EXERCISE:
Restate the records in their entirety, word for word.

SUPPLIED MATERIAL:
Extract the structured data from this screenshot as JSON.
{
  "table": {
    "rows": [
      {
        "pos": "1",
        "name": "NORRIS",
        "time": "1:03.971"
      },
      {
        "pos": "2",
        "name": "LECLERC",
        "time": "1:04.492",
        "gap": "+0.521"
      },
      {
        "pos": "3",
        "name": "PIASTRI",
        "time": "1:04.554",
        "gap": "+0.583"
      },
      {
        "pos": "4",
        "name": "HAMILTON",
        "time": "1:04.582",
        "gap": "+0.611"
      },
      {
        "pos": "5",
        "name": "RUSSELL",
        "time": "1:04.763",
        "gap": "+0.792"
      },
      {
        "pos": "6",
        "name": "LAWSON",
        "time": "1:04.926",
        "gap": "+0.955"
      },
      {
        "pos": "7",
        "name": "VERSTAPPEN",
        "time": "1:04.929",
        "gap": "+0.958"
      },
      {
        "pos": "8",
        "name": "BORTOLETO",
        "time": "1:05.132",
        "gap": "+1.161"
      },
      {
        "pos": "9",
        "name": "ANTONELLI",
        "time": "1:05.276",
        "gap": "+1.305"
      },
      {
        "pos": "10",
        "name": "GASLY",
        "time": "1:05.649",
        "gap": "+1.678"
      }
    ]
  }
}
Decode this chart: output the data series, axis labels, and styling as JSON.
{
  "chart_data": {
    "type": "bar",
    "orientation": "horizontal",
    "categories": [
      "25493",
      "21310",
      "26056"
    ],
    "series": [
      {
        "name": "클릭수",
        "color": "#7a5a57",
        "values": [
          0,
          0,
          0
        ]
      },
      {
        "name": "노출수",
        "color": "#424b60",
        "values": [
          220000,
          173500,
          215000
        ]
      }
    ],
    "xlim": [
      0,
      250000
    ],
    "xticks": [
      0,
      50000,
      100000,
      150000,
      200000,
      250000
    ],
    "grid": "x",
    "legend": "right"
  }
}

RESPONSE FOR THIS EXERCISE:
Extract the structured data from this screenshot as JSON.
{
  "table": {
    "rows": [
      {
        "pos": "1",
        "name": "NORRIS",
        "time": "1:03.971"
      },
      {
        "pos": "2",
        "name": "LECLERC",
        "time": "1:04.492",
        "gap": "+0.521"
      },
      {
        "pos": "3",
        "name": "PIASTRI",
        "time": "1:04.554",
        "gap": "+0.583"
      },
      {
        "pos": "4",
        "name": "HAMILTON",
        "time": "1:04.582",
        "gap": "+0.611"
      },
      {
        "pos": "5",
        "name": "RUSSELL",
        "time": "1:04.763",
        "gap": "+0.792"
      },
      {
        "pos": "6",
        "name": "LAWSON",
        "time": "1:04.926",
        "gap": "+0.955"
      },
      {
        "pos": "7",
        "name": "VERSTAPPEN",
        "time": "1:04.929",
        "gap": "+0.958"
      },
      {
        "pos": "8",
        "name": "BORTOLETO",
        "time": "1:05.132",
        "gap": "+1.161"
      },
      {
        "pos": "9",
        "name": "ANTONELLI",
        "time": "1:05.276",
        "gap": "+1.305"
      },
      {
        "pos": "10",
        "name": "GASLY",
        "time": "1:05.649",
        "gap": "+1.678"
      }
    ]
  }
}
Decode this chart: output the data series, axis labels, and styling as JSON.
{
  "chart_data": {
    "type": "bar",
    "orientation": "horizontal",
    "categories": [
      "25493",
      "21310",
      "26056"
    ],
    "series": [
      {
        "name": "클릭수",
        "color": "#7a5a57",
        "values": [
          0,
          0,
          0
        ]
      },
      {
        "name": "노출수",
        "color": "#424b60",
        "values": [
          220000,
          173500,
          215000
        ]
      }
    ],
    "xlim": [
      0,
      250000
    ],
    "xticks": [
      0,
      50000,
      100000,
      150000,
      200000,
      250000
    ],
    "grid": "x",
    "legend": "right"
  }
}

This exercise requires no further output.